**STATED GOAL:** Copy all of the material word for word, except for the pictures.

Stored records
----------

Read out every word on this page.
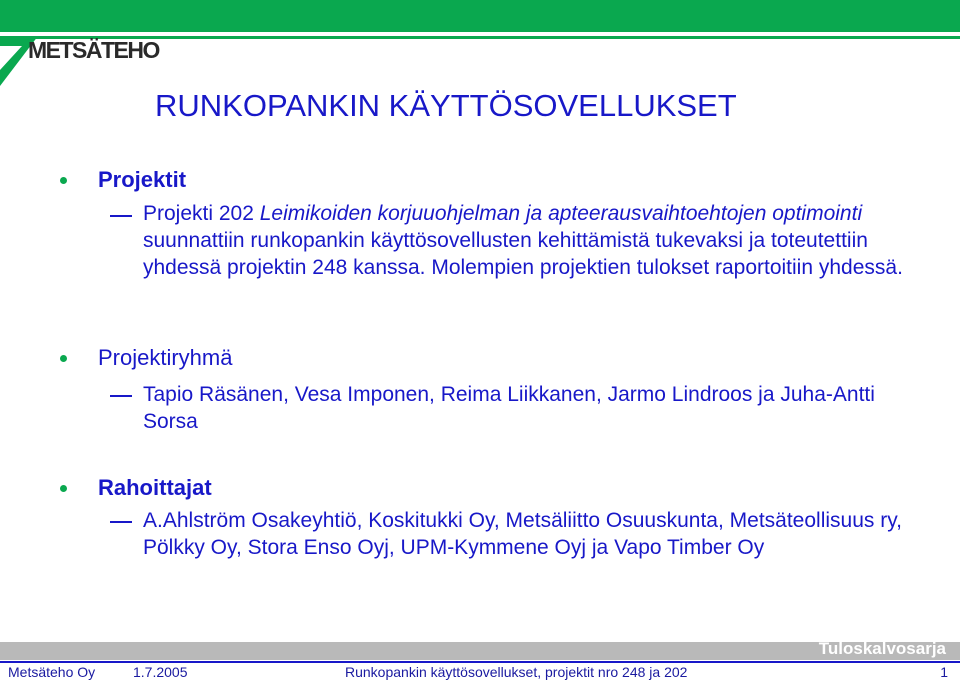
METSÄTEHO
RUNKOPANKIN KÄYTTÖSOVELLUKSET
Projektit
Projekti 202 Leimikoiden korjuuohjelman ja apteerausvaihtoehtojen optimointi suunnattiin runkopankin käyttösovellusten kehittämistä tukevaksi ja toteutettiin yhdessä projektin 248 kanssa. Molempien projektien tulokset raportoitiin yhdessä.
Projektiryhmä
Tapio Räsänen, Vesa Imponen, Reima Liikkanen, Jarmo Lindroos ja Juha-Antti Sorsa
Rahoittajat
A.Ahlström Osakeyhtiö, Koskitukki Oy, Metsäliitto Osuuskunta, Metsäteollisuus ry, Pölkky Oy, Stora Enso Oyj, UPM-Kymmene Oyj ja Vapo Timber Oy
Tuloskalvosarja
Metsäteho Oy	1.7.2005	Runkopankin käyttösovellukset, projektit nro 248 ja 202	1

----------

**ANSWER BELOW:**
Read out every word on this page.
METSÄTEHO
RUNKOPANKIN KÄYTTÖSOVELLUKSET
Projektit
Projekti 202 Leimikoiden korjuuohjelman ja apteerausvaihtoehtojen optimointi suunnattiin runkopankin käyttösovellusten kehittämistä tukevaksi ja toteutettiin yhdessä projektin 248 kanssa. Molempien projektien tulokset raportoitiin yhdessä.
Projektiryhmä
Tapio Räsänen, Vesa Imponen, Reima Liikkanen, Jarmo Lindroos ja Juha-Antti Sorsa
Rahoittajat
A.Ahlström Osakeyhtiö, Koskitukki Oy, Metsäliitto Osuuskunta, Metsäteollisuus ry, Pölkky Oy, Stora Enso Oyj, UPM-Kymmene Oyj ja Vapo Timber Oy
Tuloskalvosarja
Metsäteho Oy	1.7.2005	Runkopankin käyttösovellukset, projektit nro 248 ja 202	1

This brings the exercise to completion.